(Saved entries)
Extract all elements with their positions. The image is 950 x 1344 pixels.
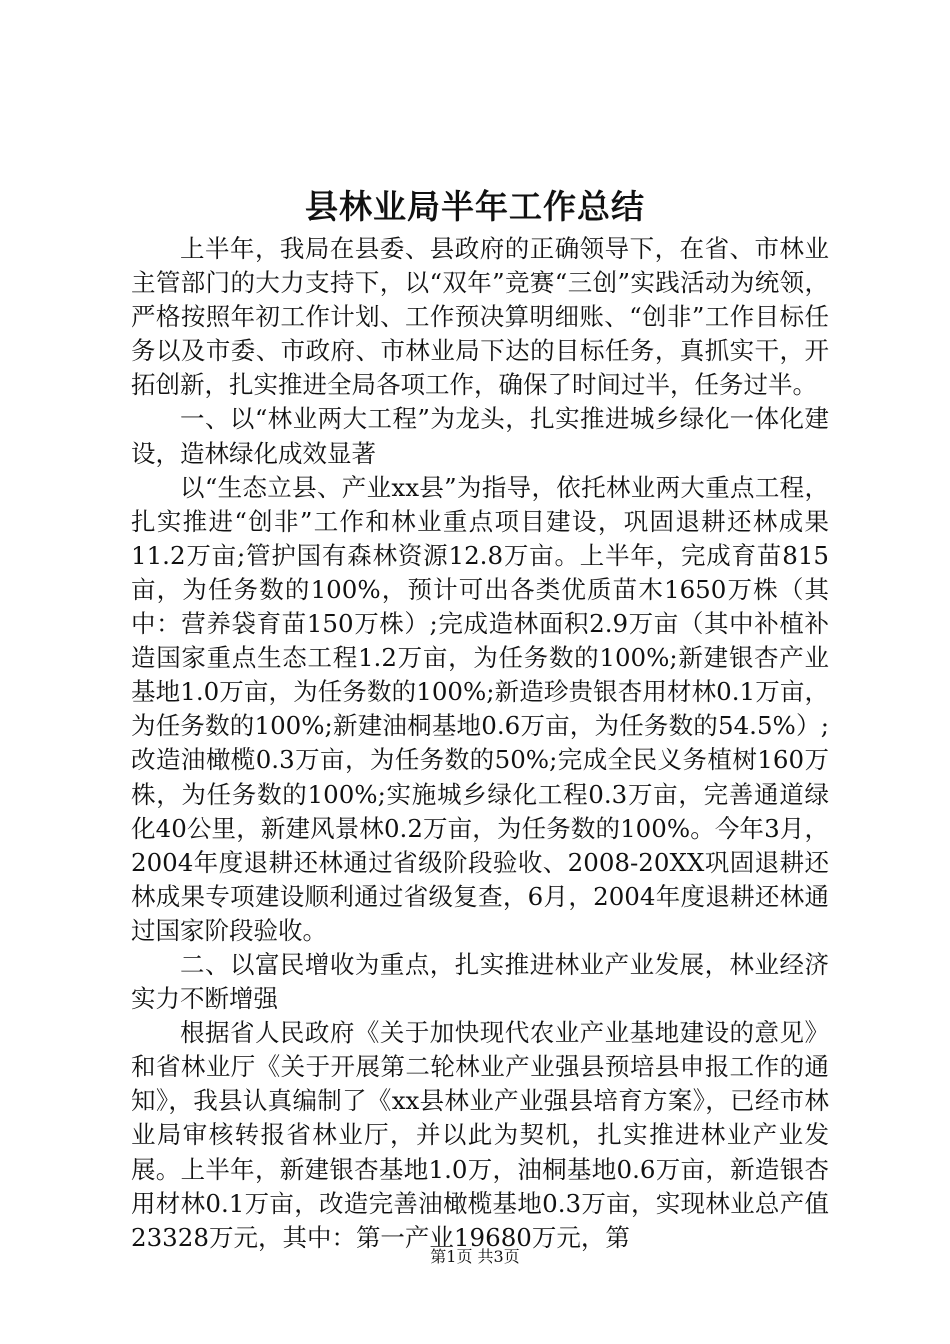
page-number-footer: 第1页 共3页 [430,1247,520,1266]
intro-paragraph: 上半年，我局在县委、县政府的正确领导下，在省、市林业主管部门的大力支持下，以“双年”竞赛“三创”实践活动为统领，严格按照年初工作计划、工作预决算明细账、“创非”工作目标任务以及市委、市政府、市林业局下达的目标任务，真抓实干，开拓创新，扎实推进全局各项工作，确保了时间过半，任务过半。 [131,234,829,400]
document-body [131,232,829,1255]
section-1-paragraph: 以“生态立县、产业xx县”为指导，依托林业两大重点工程，扎实推进“创非”工作和林业重点项目建设，巩固退耕还林成果11.2万亩;管护国有森林资源12.8万亩。上半年，完成育苗815亩，为任务数的100%，预计可出各类优质苗木1650万株（其中：营养袋育苗150万株）;完成造林面积2.9万亩（其中补植补造国家重点生态工程1.2万亩，为任务数的100%;新建银杏产业基地1.0万亩，为任务数的100%;新造珍贵银杏用材林0.1万亩，为任务数的100%;新建油桐基地0.6万亩，为任务数的54.5%）;改造油橄榄0.3万亩，为任务数的50%;完成全民义务植树160万株，为任务数的100%;实施城乡绿化工程0.3万亩，完善通道绿化40公里，新建风景林0.2万亩，为任务数的100%。今年3月，2004年度退耕还林通过省级阶段验收、2008-20XX巩固退耕还林成果专项建设顺利通过省级复查，6月，2004年度退耕还林通过国家阶段验收。 [131,472,829,945]
section-2-paragraph: 根据省人民政府《关于加快现代农业产业基地建设的意见》和省林业厅《关于开展第二轮林业产业强县预培县申报工作的通知》，我县认真编制了《xx县林业产业强县培育方案》，已经市林业局审核转报省林业厅，并以此为契机，扎实推进林业产业发展。上半年，新建银杏基地1.0万，油桐基地0.6万亩，新造银杏用材林0.1万亩，改造完善油橄榄基地0.3万亩，实现林业总产值23328万元，其中：第一产业19680万元，第 [131,1018,829,1252]
section-heading-2: 二、以富民增收为重点，扎实推进林业产业发展，林业经济实力不断增强 [131,949,829,1014]
section-heading-1: 一、以“林业两大工程”为龙头，扎实推进城乡绿化一体化建设，造林绿化成效显著 [131,404,829,468]
document-title: 县林业局半年工作总结 [305,187,645,226]
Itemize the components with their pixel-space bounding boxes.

__What is expected__:
Put every line of the items above into a numbered list, omitting blank lines and any pictures.

__Output of the task__:
1. Extract all elements with their positions. The image is 950 x 1344 pixels.
2. page-number-footer: 第1页 共3页 [430,1247,520,1266]
3. intro-paragraph: 上半年，我局在县委、县政府的正确领导下，在省、市林业主管部门的大力支持下，以“双年”竞赛“三创”实践活动为统领，严格按照年初工作计划、工作预决算明细账、“创非”工作目标任务以及市委、市政府、市林业局下达的目标任务，真抓实干，开拓创新，扎实推进全局各项工作，确保了时间过半，任务过半。 [131,234,829,400]
4. document-body [131,232,829,1255]
5. section-1-paragraph: 以“生态立县、产业xx县”为指导，依托林业两大重点工程，扎实推进“创非”工作和林业重点项目建设，巩固退耕还林成果11.2万亩;管护国有森林资源12.8万亩。上半年，完成育苗815亩，为任务数的100%，预计可出各类优质苗木1650万株（其中：营养袋育苗150万株）;完成造林面积2.9万亩（其中补植补造国家重点生态工程1.2万亩，为任务数的100%;新建银杏产业基地1.0万亩，为任务数的100%;新造珍贵银杏用材林0.1万亩，为任务数的100%;新建油桐基地0.6万亩，为任务数的54.5%）;改造油橄榄0.3万亩，为任务数的50%;完成全民义务植树160万株，为任务数的100%;实施城乡绿化工程0.3万亩，完善通道绿化40公里，新建风景林0.2万亩，为任务数的100%。今年3月，2004年度退耕还林通过省级阶段验收、2008-20XX巩固退耕还林成果专项建设顺利通过省级复查，6月，2004年度退耕还林通过国家阶段验收。 [131,472,829,945]
6. section-2-paragraph: 根据省人民政府《关于加快现代农业产业基地建设的意见》和省林业厅《关于开展第二轮林业产业强县预培县申报工作的通知》，我县认真编制了《xx县林业产业强县培育方案》，已经市林业局审核转报省林业厅，并以此为契机，扎实推进林业产业发展。上半年，新建银杏基地1.0万，油桐基地0.6万亩，新造银杏用材林0.1万亩，改造完善油橄榄基地0.3万亩，实现林业总产值23328万元，其中：第一产业19680万元，第 [131,1018,829,1252]
7. section-heading-2: 二、以富民增收为重点，扎实推进林业产业发展，林业经济实力不断增强 [131,949,829,1014]
8. section-heading-1: 一、以“林业两大工程”为龙头，扎实推进城乡绿化一体化建设，造林绿化成效显著 [131,404,829,468]
9. document-title: 县林业局半年工作总结 [305,187,645,226]
10. Itemize the components with their pixel-space bounding boxes.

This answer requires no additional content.